> _TASK OBJECTIVE_
Lift out each line of the data that holds "title".

> _WORKING DATA_
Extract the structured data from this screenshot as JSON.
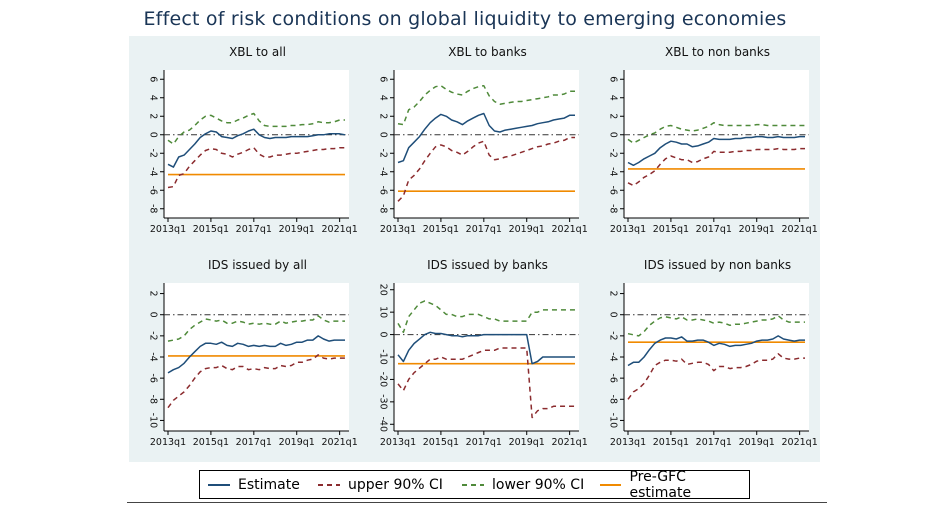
{
  "title": "Effect of risk conditions on global liquidity to emerging economies",
  "colors": {
    "estimate": "#1f4e79",
    "upper": "#8b2b2e",
    "lower": "#4f8a3a",
    "pregfc": "#f08a00",
    "panel_bg": "#eaf2f3",
    "plot_bg": "#ffffff"
  },
  "legend": {
    "estimate": "Estimate",
    "upper": "upper 90% CI",
    "lower": "lower 90% CI",
    "pregfc": "Pre-GFC estimate"
  },
  "chart_data": [
    {
      "type": "line",
      "title": "XBL to all",
      "x_ticks": [
        "2013q1",
        "2015q1",
        "2017q1",
        "2019q1",
        "2021q1"
      ],
      "y_ticks": [
        6,
        4,
        2,
        0,
        -2,
        -4,
        -6,
        -8
      ],
      "ylim": [
        -9,
        7
      ],
      "x": [
        "2013q1",
        "2013q2",
        "2013q3",
        "2013q4",
        "2014q1",
        "2014q2",
        "2014q3",
        "2014q4",
        "2015q1",
        "2015q2",
        "2015q3",
        "2015q4",
        "2016q1",
        "2016q2",
        "2016q3",
        "2016q4",
        "2017q1",
        "2017q2",
        "2017q3",
        "2017q4",
        "2018q1",
        "2018q2",
        "2018q3",
        "2018q4",
        "2019q1",
        "2019q2",
        "2019q3",
        "2019q4",
        "2020q1",
        "2020q2",
        "2020q3",
        "2020q4",
        "2021q1",
        "2021q2"
      ],
      "series": [
        {
          "name": "Estimate",
          "values": [
            -3.2,
            -3.5,
            -2.4,
            -2.2,
            -1.6,
            -1.0,
            -0.3,
            0.1,
            0.4,
            0.3,
            -0.2,
            -0.3,
            -0.4,
            -0.1,
            0.1,
            0.4,
            0.6,
            0.0,
            -0.3,
            -0.4,
            -0.3,
            -0.3,
            -0.3,
            -0.2,
            -0.2,
            -0.2,
            -0.2,
            -0.1,
            0.0,
            0.0,
            0.1,
            0.1,
            0.1,
            0.0
          ]
        },
        {
          "name": "upper 90% CI",
          "values": [
            -5.7,
            -5.6,
            -4.4,
            -4.2,
            -3.4,
            -2.8,
            -2.2,
            -1.7,
            -1.5,
            -1.6,
            -2.0,
            -2.1,
            -2.4,
            -2.1,
            -1.9,
            -1.6,
            -1.4,
            -2.1,
            -2.4,
            -2.4,
            -2.2,
            -2.2,
            -2.1,
            -2.0,
            -2.0,
            -1.9,
            -1.8,
            -1.7,
            -1.6,
            -1.6,
            -1.5,
            -1.5,
            -1.4,
            -1.4
          ]
        },
        {
          "name": "lower 90% CI",
          "values": [
            -0.6,
            -1.0,
            -0.2,
            0.3,
            0.5,
            1.0,
            1.6,
            2.0,
            2.1,
            1.8,
            1.5,
            1.3,
            1.3,
            1.6,
            1.8,
            2.1,
            2.3,
            1.5,
            1.0,
            0.9,
            0.9,
            0.9,
            0.9,
            1.0,
            1.0,
            1.1,
            1.1,
            1.2,
            1.4,
            1.3,
            1.3,
            1.4,
            1.6,
            1.6
          ]
        }
      ],
      "pre_gfc_estimate": -4.3
    },
    {
      "type": "line",
      "title": "XBL to banks",
      "x_ticks": [
        "2013q1",
        "2015q1",
        "2017q1",
        "2019q1",
        "2021q1"
      ],
      "y_ticks": [
        6,
        4,
        2,
        0,
        -2,
        -4,
        -6,
        -8
      ],
      "ylim": [
        -9,
        7
      ],
      "x": [
        "2013q1",
        "2013q2",
        "2013q3",
        "2013q4",
        "2014q1",
        "2014q2",
        "2014q3",
        "2014q4",
        "2015q1",
        "2015q2",
        "2015q3",
        "2015q4",
        "2016q1",
        "2016q2",
        "2016q3",
        "2016q4",
        "2017q1",
        "2017q2",
        "2017q3",
        "2017q4",
        "2018q1",
        "2018q2",
        "2018q3",
        "2018q4",
        "2019q1",
        "2019q2",
        "2019q3",
        "2019q4",
        "2020q1",
        "2020q2",
        "2020q3",
        "2020q4",
        "2021q1",
        "2021q2"
      ],
      "series": [
        {
          "name": "Estimate",
          "values": [
            -3.0,
            -2.8,
            -1.4,
            -0.8,
            -0.2,
            0.6,
            1.3,
            1.8,
            2.2,
            2.0,
            1.6,
            1.4,
            1.1,
            1.5,
            1.8,
            2.1,
            2.3,
            1.0,
            0.4,
            0.3,
            0.5,
            0.6,
            0.7,
            0.8,
            0.9,
            1.0,
            1.2,
            1.3,
            1.4,
            1.6,
            1.7,
            1.8,
            2.1,
            2.1
          ]
        },
        {
          "name": "upper 90% CI",
          "values": [
            -7.2,
            -6.6,
            -4.9,
            -4.4,
            -3.7,
            -2.8,
            -2.0,
            -1.3,
            -1.1,
            -1.3,
            -1.7,
            -1.9,
            -2.2,
            -1.8,
            -1.3,
            -0.9,
            -0.7,
            -2.2,
            -2.7,
            -2.6,
            -2.4,
            -2.3,
            -2.1,
            -1.9,
            -1.7,
            -1.5,
            -1.3,
            -1.2,
            -1.0,
            -0.9,
            -0.7,
            -0.6,
            -0.3,
            -0.3
          ]
        },
        {
          "name": "lower 90% CI",
          "values": [
            1.2,
            1.1,
            2.7,
            3.0,
            3.6,
            4.3,
            4.8,
            5.2,
            5.3,
            4.9,
            4.6,
            4.4,
            4.3,
            4.7,
            5.0,
            5.2,
            5.3,
            4.2,
            3.6,
            3.3,
            3.4,
            3.5,
            3.6,
            3.6,
            3.7,
            3.8,
            3.9,
            4.0,
            4.1,
            4.3,
            4.3,
            4.4,
            4.7,
            4.7
          ]
        }
      ],
      "pre_gfc_estimate": -6.1
    },
    {
      "type": "line",
      "title": "XBL to non banks",
      "x_ticks": [
        "2013q1",
        "2015q1",
        "2017q1",
        "2019q1",
        "2021q1"
      ],
      "y_ticks": [
        6,
        4,
        2,
        0,
        -2,
        -4,
        -6,
        -8
      ],
      "ylim": [
        -9,
        7
      ],
      "x": [
        "2013q1",
        "2013q2",
        "2013q3",
        "2013q4",
        "2014q1",
        "2014q2",
        "2014q3",
        "2014q4",
        "2015q1",
        "2015q2",
        "2015q3",
        "2015q4",
        "2016q1",
        "2016q2",
        "2016q3",
        "2016q4",
        "2017q1",
        "2017q2",
        "2017q3",
        "2017q4",
        "2018q1",
        "2018q2",
        "2018q3",
        "2018q4",
        "2019q1",
        "2019q2",
        "2019q3",
        "2019q4",
        "2020q1",
        "2020q2",
        "2020q3",
        "2020q4",
        "2021q1",
        "2021q2"
      ],
      "series": [
        {
          "name": "Estimate",
          "values": [
            -3.0,
            -3.3,
            -3.0,
            -2.6,
            -2.3,
            -2.0,
            -1.4,
            -1.0,
            -0.7,
            -0.8,
            -1.0,
            -1.0,
            -1.3,
            -1.2,
            -1.0,
            -0.8,
            -0.4,
            -0.5,
            -0.5,
            -0.5,
            -0.4,
            -0.4,
            -0.3,
            -0.3,
            -0.2,
            -0.2,
            -0.3,
            -0.3,
            -0.2,
            -0.3,
            -0.3,
            -0.3,
            -0.2,
            -0.2
          ]
        },
        {
          "name": "upper 90% CI",
          "values": [
            -5.2,
            -5.5,
            -5.1,
            -4.6,
            -4.3,
            -3.9,
            -3.2,
            -2.6,
            -2.3,
            -2.5,
            -2.7,
            -2.7,
            -3.0,
            -2.9,
            -2.6,
            -2.4,
            -1.8,
            -1.9,
            -1.9,
            -1.9,
            -1.8,
            -1.8,
            -1.7,
            -1.7,
            -1.6,
            -1.6,
            -1.6,
            -1.6,
            -1.5,
            -1.6,
            -1.6,
            -1.6,
            -1.5,
            -1.5
          ]
        },
        {
          "name": "lower 90% CI",
          "values": [
            -0.5,
            -0.9,
            -0.6,
            -0.3,
            0.0,
            0.2,
            0.6,
            0.9,
            1.0,
            0.8,
            0.6,
            0.5,
            0.4,
            0.5,
            0.7,
            0.9,
            1.3,
            1.1,
            1.0,
            1.0,
            1.0,
            1.0,
            1.0,
            1.0,
            1.1,
            1.1,
            1.0,
            1.0,
            1.0,
            1.0,
            1.0,
            1.0,
            1.0,
            1.0
          ]
        }
      ],
      "pre_gfc_estimate": -3.7
    },
    {
      "type": "line",
      "title": "IDS issued by all",
      "x_ticks": [
        "2013q1",
        "2015q1",
        "2017q1",
        "2019q1",
        "2021q1"
      ],
      "y_ticks": [
        2,
        0,
        -2,
        -4,
        -6,
        -8,
        -10
      ],
      "ylim": [
        -11,
        3
      ],
      "x": [
        "2013q1",
        "2013q2",
        "2013q3",
        "2013q4",
        "2014q1",
        "2014q2",
        "2014q3",
        "2014q4",
        "2015q1",
        "2015q2",
        "2015q3",
        "2015q4",
        "2016q1",
        "2016q2",
        "2016q3",
        "2016q4",
        "2017q1",
        "2017q2",
        "2017q3",
        "2017q4",
        "2018q1",
        "2018q2",
        "2018q3",
        "2018q4",
        "2019q1",
        "2019q2",
        "2019q3",
        "2019q4",
        "2020q1",
        "2020q2",
        "2020q3",
        "2020q4",
        "2021q1",
        "2021q2"
      ],
      "series": [
        {
          "name": "Estimate",
          "values": [
            -5.5,
            -5.2,
            -5.0,
            -4.6,
            -4.0,
            -3.5,
            -3.0,
            -2.7,
            -2.7,
            -2.8,
            -2.6,
            -2.9,
            -3.0,
            -2.7,
            -2.8,
            -3.0,
            -2.9,
            -3.0,
            -2.9,
            -3.0,
            -3.0,
            -2.7,
            -2.9,
            -2.8,
            -2.6,
            -2.6,
            -2.4,
            -2.4,
            -2.0,
            -2.3,
            -2.5,
            -2.4,
            -2.4,
            -2.4
          ]
        },
        {
          "name": "upper 90% CI",
          "values": [
            -8.8,
            -8.1,
            -7.7,
            -7.3,
            -6.7,
            -6.0,
            -5.4,
            -5.1,
            -5.0,
            -5.0,
            -4.8,
            -5.1,
            -5.2,
            -4.9,
            -4.9,
            -5.2,
            -5.1,
            -5.2,
            -5.0,
            -5.1,
            -5.1,
            -4.8,
            -4.9,
            -4.8,
            -4.5,
            -4.5,
            -4.3,
            -4.2,
            -3.8,
            -4.1,
            -4.2,
            -4.1,
            -4.1,
            -4.1
          ]
        },
        {
          "name": "lower 90% CI",
          "values": [
            -2.5,
            -2.4,
            -2.3,
            -2.0,
            -1.4,
            -1.0,
            -0.7,
            -0.4,
            -0.5,
            -0.6,
            -0.5,
            -0.8,
            -0.8,
            -0.6,
            -0.7,
            -0.9,
            -0.8,
            -0.9,
            -0.8,
            -0.9,
            -0.9,
            -0.6,
            -0.8,
            -0.7,
            -0.6,
            -0.6,
            -0.5,
            -0.5,
            -0.1,
            -0.5,
            -0.7,
            -0.6,
            -0.6,
            -0.6
          ]
        }
      ],
      "pre_gfc_estimate": -3.9
    },
    {
      "type": "line",
      "title": "IDS issued by banks",
      "x_ticks": [
        "2013q1",
        "2015q1",
        "2017q1",
        "2019q1",
        "2021q1"
      ],
      "y_ticks": [
        20,
        10,
        0,
        -10,
        -20,
        -30,
        -40
      ],
      "ylim": [
        -43,
        23
      ],
      "x": [
        "2013q1",
        "2013q2",
        "2013q3",
        "2013q4",
        "2014q1",
        "2014q2",
        "2014q3",
        "2014q4",
        "2015q1",
        "2015q2",
        "2015q3",
        "2015q4",
        "2016q1",
        "2016q2",
        "2016q3",
        "2016q4",
        "2017q1",
        "2017q2",
        "2017q3",
        "2017q4",
        "2018q1",
        "2018q2",
        "2018q3",
        "2018q4",
        "2019q1",
        "2019q2",
        "2019q3",
        "2019q4",
        "2020q1",
        "2020q2",
        "2020q3",
        "2020q4",
        "2021q1",
        "2021q2"
      ],
      "series": [
        {
          "name": "Estimate",
          "values": [
            -9,
            -12,
            -7,
            -4,
            -2,
            0,
            1,
            0.5,
            0.5,
            0,
            -0.5,
            -0.5,
            -1,
            -0.5,
            -0.5,
            -0.5,
            0,
            0,
            0,
            0,
            0,
            0,
            0,
            0,
            0,
            -13,
            -12,
            -10,
            -10,
            -10,
            -10,
            -10,
            -10,
            -10
          ]
        },
        {
          "name": "upper 90% CI",
          "values": [
            -22,
            -25,
            -20,
            -17,
            -15,
            -13,
            -11,
            -11,
            -10,
            -11,
            -11,
            -11,
            -11,
            -10,
            -9,
            -8,
            -7,
            -7,
            -7,
            -6,
            -6,
            -6,
            -6,
            -6,
            -6,
            -37,
            -34,
            -33,
            -33,
            -32,
            -32,
            -32,
            -32,
            -32
          ]
        },
        {
          "name": "lower 90% CI",
          "values": [
            5,
            1,
            8,
            11,
            14,
            15,
            14,
            13,
            11,
            9,
            9,
            8,
            8,
            9,
            9,
            9,
            8,
            7,
            7,
            6,
            6,
            6,
            6,
            6,
            6,
            10,
            10,
            11,
            11,
            11,
            11,
            11,
            11,
            11
          ]
        }
      ],
      "pre_gfc_estimate": -13
    },
    {
      "type": "line",
      "title": "IDS issued by non banks",
      "x_ticks": [
        "2013q1",
        "2015q1",
        "2017q1",
        "2019q1",
        "2021q1"
      ],
      "y_ticks": [
        2,
        0,
        -2,
        -4,
        -6,
        -8,
        -10
      ],
      "ylim": [
        -11,
        3
      ],
      "x": [
        "2013q1",
        "2013q2",
        "2013q3",
        "2013q4",
        "2014q1",
        "2014q2",
        "2014q3",
        "2014q4",
        "2015q1",
        "2015q2",
        "2015q3",
        "2015q4",
        "2016q1",
        "2016q2",
        "2016q3",
        "2016q4",
        "2017q1",
        "2017q2",
        "2017q3",
        "2017q4",
        "2018q1",
        "2018q2",
        "2018q3",
        "2018q4",
        "2019q1",
        "2019q2",
        "2019q3",
        "2019q4",
        "2020q1",
        "2020q2",
        "2020q3",
        "2020q4",
        "2021q1",
        "2021q2"
      ],
      "series": [
        {
          "name": "Estimate",
          "values": [
            -4.8,
            -4.5,
            -4.5,
            -4.0,
            -3.3,
            -2.7,
            -2.4,
            -2.2,
            -2.2,
            -2.3,
            -2.1,
            -2.5,
            -2.5,
            -2.4,
            -2.4,
            -2.6,
            -2.9,
            -2.7,
            -2.8,
            -3.0,
            -2.9,
            -2.9,
            -2.8,
            -2.7,
            -2.5,
            -2.4,
            -2.4,
            -2.3,
            -2.0,
            -2.3,
            -2.4,
            -2.5,
            -2.4,
            -2.4
          ]
        },
        {
          "name": "upper 90% CI",
          "values": [
            -8.0,
            -7.3,
            -7.0,
            -6.5,
            -5.7,
            -4.8,
            -4.5,
            -4.3,
            -4.3,
            -4.4,
            -4.2,
            -4.7,
            -4.6,
            -4.5,
            -4.5,
            -4.7,
            -5.3,
            -4.9,
            -4.9,
            -5.1,
            -5.0,
            -5.0,
            -4.9,
            -4.7,
            -4.4,
            -4.3,
            -4.3,
            -4.2,
            -3.7,
            -4.1,
            -4.2,
            -4.2,
            -4.1,
            -4.1
          ]
        },
        {
          "name": "lower 90% CI",
          "values": [
            -1.8,
            -1.9,
            -2.0,
            -1.6,
            -1.0,
            -0.6,
            -0.3,
            -0.2,
            -0.3,
            -0.4,
            -0.2,
            -0.5,
            -0.5,
            -0.4,
            -0.5,
            -0.6,
            -0.8,
            -0.7,
            -0.8,
            -1.0,
            -0.9,
            -0.9,
            -0.8,
            -0.7,
            -0.6,
            -0.5,
            -0.5,
            -0.4,
            -0.1,
            -0.5,
            -0.7,
            -0.7,
            -0.7,
            -0.7
          ]
        }
      ],
      "pre_gfc_estimate": -2.6
    }
  ]
}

> _FINISHED ANSWER_
  "title": "Effect of risk conditions on global liquidity to emerging economies",
      "title": "XBL to all",
      "title": "XBL to banks",
      "title": "XBL to non banks",
      "title": "IDS issued by all",
      "title": "IDS issued by banks",
      "title": "IDS issued by non banks",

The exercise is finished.